Problem: Images do not belong in the copy. Retype the entries exactly.

Records for this exercise section start

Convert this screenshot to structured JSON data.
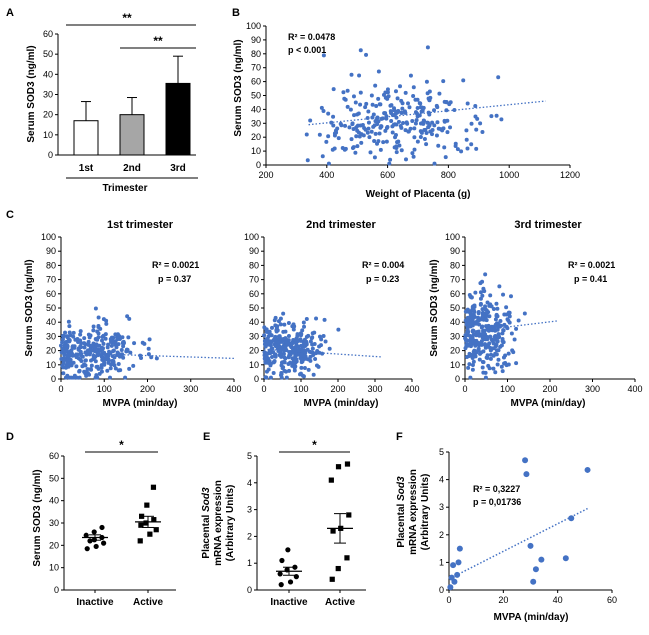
{
  "panels": {
    "A": "A",
    "B": "B",
    "C": "C",
    "D": "D",
    "E": "E",
    "F": "F"
  },
  "colors": {
    "dot": "#4472c4",
    "trend": "#4472c4",
    "bar_1st": "#ffffff",
    "bar_2nd": "#a6a6a6",
    "bar_3rd": "#000000",
    "ink": "#000000"
  },
  "chart_data": [
    {
      "id": "A",
      "type": "bar",
      "title": "",
      "xlabel": "Trimester",
      "ylabel": "Serum SOD3 (ng/ml)",
      "categories": [
        "1st",
        "2nd",
        "3rd"
      ],
      "values": [
        17,
        20,
        35.5
      ],
      "error": [
        9.5,
        8.5,
        13.5
      ],
      "ylim": [
        0,
        60
      ],
      "yticks": [
        0,
        10,
        20,
        30,
        40,
        50,
        60
      ],
      "significance": [
        {
          "from": 0,
          "to": 2,
          "label": "**"
        },
        {
          "from": 1,
          "to": 2,
          "label": "**"
        }
      ]
    },
    {
      "id": "B",
      "type": "scatter",
      "xlabel": "Weight of Placenta (g)",
      "ylabel": "Serum SOD3 (ng/ml)",
      "xlim": [
        200,
        1200
      ],
      "ylim": [
        0,
        100
      ],
      "xticks": [
        200,
        400,
        600,
        800,
        1000,
        1200
      ],
      "yticks": [
        0,
        10,
        20,
        30,
        40,
        50,
        60,
        70,
        80,
        90,
        100
      ],
      "annotation": [
        "R² = 0.0478",
        "p < 0.001"
      ],
      "trend": {
        "x": [
          340,
          1120
        ],
        "y": [
          29,
          46
        ]
      },
      "sample": {
        "n": 290,
        "seed": 11,
        "xmean": 640,
        "xsd": 140,
        "ymean": 34,
        "ysd": 14,
        "xmin": 330,
        "xmax": 1130
      }
    },
    {
      "id": "C1",
      "type": "scatter",
      "title": "1st trimester",
      "xlabel": "MVPA (min/day)",
      "ylabel": "Serum SOD3 (ng/ml)",
      "xlim": [
        0,
        400
      ],
      "ylim": [
        0,
        100
      ],
      "xticks": [
        0,
        100,
        200,
        300,
        400
      ],
      "yticks": [
        0,
        10,
        20,
        30,
        40,
        50,
        60,
        70,
        80,
        90,
        100
      ],
      "annotation": [
        "R² = 0.0021",
        "p = 0.37"
      ],
      "trend": {
        "x": [
          0,
          400
        ],
        "y": [
          18.5,
          14.5
        ]
      },
      "sample": {
        "n": 300,
        "seed": 23,
        "xmean": 70,
        "xsd": 55,
        "ymean": 19,
        "ysd": 9,
        "xmin": 0,
        "xmax": 395
      }
    },
    {
      "id": "C2",
      "type": "scatter",
      "title": "2nd trimester",
      "xlabel": "MVPA (min/day)",
      "ylabel": "",
      "xlim": [
        0,
        400
      ],
      "ylim": [
        0,
        100
      ],
      "xticks": [
        0,
        100,
        200,
        300,
        400
      ],
      "yticks": [
        0,
        10,
        20,
        30,
        40,
        50,
        60,
        70,
        80,
        90,
        100
      ],
      "annotation": [
        "R² = 0.004",
        "p = 0.23"
      ],
      "trend": {
        "x": [
          0,
          320
        ],
        "y": [
          21,
          15.5
        ]
      },
      "sample": {
        "n": 300,
        "seed": 37,
        "xmean": 65,
        "xsd": 45,
        "ymean": 21,
        "ysd": 9,
        "xmin": 0,
        "xmax": 320
      }
    },
    {
      "id": "C3",
      "type": "scatter",
      "title": "3rd trimester",
      "xlabel": "MVPA (min/day)",
      "ylabel": "Serum SOD3 (ng/ml)",
      "xlim": [
        0,
        400
      ],
      "ylim": [
        0,
        100
      ],
      "xticks": [
        0,
        100,
        200,
        300,
        400
      ],
      "yticks": [
        0,
        10,
        20,
        30,
        40,
        50,
        60,
        70,
        80,
        90,
        100
      ],
      "annotation": [
        "R² = 0.0021",
        "p = 0.41"
      ],
      "trend": {
        "x": [
          0,
          220
        ],
        "y": [
          33,
          41
        ]
      },
      "sample": {
        "n": 300,
        "seed": 53,
        "xmean": 45,
        "xsd": 35,
        "ymean": 34,
        "ysd": 14,
        "xmin": 0,
        "xmax": 220
      }
    },
    {
      "id": "D",
      "type": "dot",
      "xlabel": "",
      "ylabel": "Serum SOD3 (ng/ml)",
      "categories": [
        "Inactive",
        "Active"
      ],
      "ylim": [
        0,
        60
      ],
      "yticks": [
        0,
        10,
        20,
        30,
        40,
        50,
        60
      ],
      "groups": [
        {
          "name": "Inactive",
          "marker": "circle",
          "values": [
            18.5,
            19.5,
            21,
            22,
            22.5,
            23.5,
            24.5,
            26,
            28
          ],
          "mean": 23.5,
          "sem": 1.2
        },
        {
          "name": "Active",
          "marker": "square",
          "values": [
            22,
            25,
            27,
            29,
            30,
            31.5,
            33,
            38,
            46
          ],
          "mean": 30.5,
          "sem": 2.5
        }
      ],
      "significance": [
        {
          "from": 0,
          "to": 1,
          "label": "*"
        }
      ]
    },
    {
      "id": "E",
      "type": "dot",
      "xlabel": "",
      "ylabel_lines": [
        "Placental Sod3",
        "mRNA expression",
        "(Arbitrary Units)"
      ],
      "categories": [
        "Inactive",
        "Active"
      ],
      "ylim": [
        0,
        5
      ],
      "yticks": [
        0,
        1,
        2,
        3,
        4,
        5
      ],
      "groups": [
        {
          "name": "Inactive",
          "marker": "circle",
          "values": [
            0.2,
            0.3,
            0.5,
            0.6,
            0.75,
            0.85,
            1.1,
            1.5
          ],
          "mean": 0.7,
          "sem": 0.15
        },
        {
          "name": "Active",
          "marker": "square",
          "values": [
            0.4,
            0.8,
            1.2,
            2.2,
            2.3,
            2.8,
            4.1,
            4.6,
            4.7
          ],
          "mean": 2.3,
          "sem": 0.55
        }
      ],
      "significance": [
        {
          "from": 0,
          "to": 1,
          "label": "*"
        }
      ]
    },
    {
      "id": "F",
      "type": "scatter",
      "xlabel": "MVPA (min/day)",
      "ylabel_lines": [
        "Placental Sod3",
        "mRNA expression",
        "(Arbitrary Units)"
      ],
      "xlim": [
        0,
        60
      ],
      "ylim": [
        0,
        5
      ],
      "xticks": [
        0,
        20,
        40,
        60
      ],
      "yticks": [
        0,
        1,
        2,
        3,
        4,
        5
      ],
      "annotation": [
        "R² = 0,3227",
        "p = 0,01736"
      ],
      "trend": {
        "x": [
          0,
          51
        ],
        "y": [
          0.4,
          2.95
        ]
      },
      "points": [
        {
          "x": 0.5,
          "y": 0.1
        },
        {
          "x": 1,
          "y": 0.45
        },
        {
          "x": 1.5,
          "y": 0.9
        },
        {
          "x": 2,
          "y": 0.3
        },
        {
          "x": 3,
          "y": 0.55
        },
        {
          "x": 3.5,
          "y": 1.0
        },
        {
          "x": 4,
          "y": 1.5
        },
        {
          "x": 28,
          "y": 4.7
        },
        {
          "x": 28.5,
          "y": 4.2
        },
        {
          "x": 30,
          "y": 1.6
        },
        {
          "x": 31,
          "y": 0.3
        },
        {
          "x": 32,
          "y": 0.75
        },
        {
          "x": 34,
          "y": 1.1
        },
        {
          "x": 43,
          "y": 1.15
        },
        {
          "x": 45,
          "y": 2.6
        },
        {
          "x": 51,
          "y": 4.35
        }
      ]
    }
  ]
}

Records for this exercise section end

Answer box:
Convert this screenshot to structured JSON data.
{
  "panels": {
    "A": "A",
    "B": "B",
    "C": "C",
    "D": "D",
    "E": "E",
    "F": "F"
  },
  "colors": {
    "dot": "#4472c4",
    "trend": "#4472c4",
    "bar_1st": "#ffffff",
    "bar_2nd": "#a6a6a6",
    "bar_3rd": "#000000",
    "ink": "#000000"
  },
  "chart_data": [
    {
      "id": "A",
      "type": "bar",
      "title": "",
      "xlabel": "Trimester",
      "ylabel": "Serum SOD3 (ng/ml)",
      "categories": [
        "1st",
        "2nd",
        "3rd"
      ],
      "values": [
        17,
        20,
        35.5
      ],
      "error": [
        9.5,
        8.5,
        13.5
      ],
      "ylim": [
        0,
        60
      ],
      "yticks": [
        0,
        10,
        20,
        30,
        40,
        50,
        60
      ],
      "significance": [
        {
          "from": 0,
          "to": 2,
          "label": "**"
        },
        {
          "from": 1,
          "to": 2,
          "label": "**"
        }
      ]
    },
    {
      "id": "B",
      "type": "scatter",
      "xlabel": "Weight of Placenta (g)",
      "ylabel": "Serum SOD3 (ng/ml)",
      "xlim": [
        200,
        1200
      ],
      "ylim": [
        0,
        100
      ],
      "xticks": [
        200,
        400,
        600,
        800,
        1000,
        1200
      ],
      "yticks": [
        0,
        10,
        20,
        30,
        40,
        50,
        60,
        70,
        80,
        90,
        100
      ],
      "annotation": [
        "R² = 0.0478",
        "p < 0.001"
      ],
      "trend": {
        "x": [
          340,
          1120
        ],
        "y": [
          29,
          46
        ]
      },
      "sample": {
        "n": 290,
        "seed": 11,
        "xmean": 640,
        "xsd": 140,
        "ymean": 34,
        "ysd": 14,
        "xmin": 330,
        "xmax": 1130
      }
    },
    {
      "id": "C1",
      "type": "scatter",
      "title": "1st trimester",
      "xlabel": "MVPA (min/day)",
      "ylabel": "Serum SOD3 (ng/ml)",
      "xlim": [
        0,
        400
      ],
      "ylim": [
        0,
        100
      ],
      "xticks": [
        0,
        100,
        200,
        300,
        400
      ],
      "yticks": [
        0,
        10,
        20,
        30,
        40,
        50,
        60,
        70,
        80,
        90,
        100
      ],
      "annotation": [
        "R² = 0.0021",
        "p = 0.37"
      ],
      "trend": {
        "x": [
          0,
          400
        ],
        "y": [
          18.5,
          14.5
        ]
      },
      "sample": {
        "n": 300,
        "seed": 23,
        "xmean": 70,
        "xsd": 55,
        "ymean": 19,
        "ysd": 9,
        "xmin": 0,
        "xmax": 395
      }
    },
    {
      "id": "C2",
      "type": "scatter",
      "title": "2nd trimester",
      "xlabel": "MVPA (min/day)",
      "ylabel": "",
      "xlim": [
        0,
        400
      ],
      "ylim": [
        0,
        100
      ],
      "xticks": [
        0,
        100,
        200,
        300,
        400
      ],
      "yticks": [
        0,
        10,
        20,
        30,
        40,
        50,
        60,
        70,
        80,
        90,
        100
      ],
      "annotation": [
        "R² = 0.004",
        "p = 0.23"
      ],
      "trend": {
        "x": [
          0,
          320
        ],
        "y": [
          21,
          15.5
        ]
      },
      "sample": {
        "n": 300,
        "seed": 37,
        "xmean": 65,
        "xsd": 45,
        "ymean": 21,
        "ysd": 9,
        "xmin": 0,
        "xmax": 320
      }
    },
    {
      "id": "C3",
      "type": "scatter",
      "title": "3rd trimester",
      "xlabel": "MVPA (min/day)",
      "ylabel": "Serum SOD3 (ng/ml)",
      "xlim": [
        0,
        400
      ],
      "ylim": [
        0,
        100
      ],
      "xticks": [
        0,
        100,
        200,
        300,
        400
      ],
      "yticks": [
        0,
        10,
        20,
        30,
        40,
        50,
        60,
        70,
        80,
        90,
        100
      ],
      "annotation": [
        "R² = 0.0021",
        "p = 0.41"
      ],
      "trend": {
        "x": [
          0,
          220
        ],
        "y": [
          33,
          41
        ]
      },
      "sample": {
        "n": 300,
        "seed": 53,
        "xmean": 45,
        "xsd": 35,
        "ymean": 34,
        "ysd": 14,
        "xmin": 0,
        "xmax": 220
      }
    },
    {
      "id": "D",
      "type": "dot",
      "xlabel": "",
      "ylabel": "Serum SOD3 (ng/ml)",
      "categories": [
        "Inactive",
        "Active"
      ],
      "ylim": [
        0,
        60
      ],
      "yticks": [
        0,
        10,
        20,
        30,
        40,
        50,
        60
      ],
      "groups": [
        {
          "name": "Inactive",
          "marker": "circle",
          "values": [
            18.5,
            19.5,
            21,
            22,
            22.5,
            23.5,
            24.5,
            26,
            28
          ],
          "mean": 23.5,
          "sem": 1.2
        },
        {
          "name": "Active",
          "marker": "square",
          "values": [
            22,
            25,
            27,
            29,
            30,
            31.5,
            33,
            38,
            46
          ],
          "mean": 30.5,
          "sem": 2.5
        }
      ],
      "significance": [
        {
          "from": 0,
          "to": 1,
          "label": "*"
        }
      ]
    },
    {
      "id": "E",
      "type": "dot",
      "xlabel": "",
      "ylabel_lines": [
        "Placental Sod3",
        "mRNA expression",
        "(Arbitrary Units)"
      ],
      "categories": [
        "Inactive",
        "Active"
      ],
      "ylim": [
        0,
        5
      ],
      "yticks": [
        0,
        1,
        2,
        3,
        4,
        5
      ],
      "groups": [
        {
          "name": "Inactive",
          "marker": "circle",
          "values": [
            0.2,
            0.3,
            0.5,
            0.6,
            0.75,
            0.85,
            1.1,
            1.5
          ],
          "mean": 0.7,
          "sem": 0.15
        },
        {
          "name": "Active",
          "marker": "square",
          "values": [
            0.4,
            0.8,
            1.2,
            2.2,
            2.3,
            2.8,
            4.1,
            4.6,
            4.7
          ],
          "mean": 2.3,
          "sem": 0.55
        }
      ],
      "significance": [
        {
          "from": 0,
          "to": 1,
          "label": "*"
        }
      ]
    },
    {
      "id": "F",
      "type": "scatter",
      "xlabel": "MVPA (min/day)",
      "ylabel_lines": [
        "Placental Sod3",
        "mRNA expression",
        "(Arbitrary Units)"
      ],
      "xlim": [
        0,
        60
      ],
      "ylim": [
        0,
        5
      ],
      "xticks": [
        0,
        20,
        40,
        60
      ],
      "yticks": [
        0,
        1,
        2,
        3,
        4,
        5
      ],
      "annotation": [
        "R² = 0,3227",
        "p = 0,01736"
      ],
      "trend": {
        "x": [
          0,
          51
        ],
        "y": [
          0.4,
          2.95
        ]
      },
      "points": [
        {
          "x": 0.5,
          "y": 0.1
        },
        {
          "x": 1,
          "y": 0.45
        },
        {
          "x": 1.5,
          "y": 0.9
        },
        {
          "x": 2,
          "y": 0.3
        },
        {
          "x": 3,
          "y": 0.55
        },
        {
          "x": 3.5,
          "y": 1.0
        },
        {
          "x": 4,
          "y": 1.5
        },
        {
          "x": 28,
          "y": 4.7
        },
        {
          "x": 28.5,
          "y": 4.2
        },
        {
          "x": 30,
          "y": 1.6
        },
        {
          "x": 31,
          "y": 0.3
        },
        {
          "x": 32,
          "y": 0.75
        },
        {
          "x": 34,
          "y": 1.1
        },
        {
          "x": 43,
          "y": 1.15
        },
        {
          "x": 45,
          "y": 2.6
        },
        {
          "x": 51,
          "y": 4.35
        }
      ]
    }
  ]
}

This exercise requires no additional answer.